What is required
Retype each entry below exactly as it stands.

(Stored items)

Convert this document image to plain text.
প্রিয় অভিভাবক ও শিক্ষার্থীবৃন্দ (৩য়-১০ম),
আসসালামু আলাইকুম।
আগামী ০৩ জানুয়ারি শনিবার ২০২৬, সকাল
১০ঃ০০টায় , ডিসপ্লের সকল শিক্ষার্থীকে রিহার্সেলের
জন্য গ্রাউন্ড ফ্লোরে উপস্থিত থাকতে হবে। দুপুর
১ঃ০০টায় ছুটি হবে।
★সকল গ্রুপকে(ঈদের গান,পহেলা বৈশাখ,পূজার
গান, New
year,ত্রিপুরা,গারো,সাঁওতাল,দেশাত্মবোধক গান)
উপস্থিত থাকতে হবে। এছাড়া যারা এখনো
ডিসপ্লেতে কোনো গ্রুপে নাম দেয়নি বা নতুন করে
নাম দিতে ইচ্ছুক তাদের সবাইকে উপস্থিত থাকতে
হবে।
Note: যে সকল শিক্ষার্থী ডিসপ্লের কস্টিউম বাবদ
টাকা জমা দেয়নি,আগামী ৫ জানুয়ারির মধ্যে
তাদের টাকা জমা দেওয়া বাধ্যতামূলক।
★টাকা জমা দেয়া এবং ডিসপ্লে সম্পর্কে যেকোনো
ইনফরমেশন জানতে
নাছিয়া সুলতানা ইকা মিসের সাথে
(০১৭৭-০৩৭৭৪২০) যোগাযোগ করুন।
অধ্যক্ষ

Full response
Convert this document image to plain text.
প্রিয় অভিভাবক ও শিক্ষার্থীবৃন্দ (৩য়-১০ম),
আসসালামু আলাইকুম।
আগামী ০৩ জানুয়ারি শনিবার ২০২৬, সকাল
১০ঃ০০টায় , ডিসপ্লের সকল শিক্ষার্থীকে রিহার্সেলের
জন্য গ্রাউন্ড ফ্লোরে উপস্থিত থাকতে হবে। দুপুর
১ঃ০০টায় ছুটি হবে।
★সকল গ্রুপকে(ঈদের গান,পহেলা বৈশাখ,পূজার
গান, New
year,ত্রিপুরা,গারো,সাঁওতাল,দেশাত্মবোধক গান)
উপস্থিত থাকতে হবে। এছাড়া যারা এখনো
ডিসপ্লেতে কোনো গ্রুপে নাম দেয়নি বা নতুন করে
নাম দিতে ইচ্ছুক তাদের সবাইকে উপস্থিত থাকতে
হবে।
Note: যে সকল শিক্ষার্থী ডিসপ্লের কস্টিউম বাবদ
টাকা জমা দেয়নি,আগামী ৫ জানুয়ারির মধ্যে
তাদের টাকা জমা দেওয়া বাধ্যতামূলক।
★টাকা জমা দেয়া এবং ডিসপ্লে সম্পর্কে যেকোনো
ইনফরমেশন জানতে
নাছিয়া সুলতানা ইকা মিসের সাথে
(০১৭৭-০৩৭৭৪২০) যোগাযোগ করুন।
অধ্যক্ষ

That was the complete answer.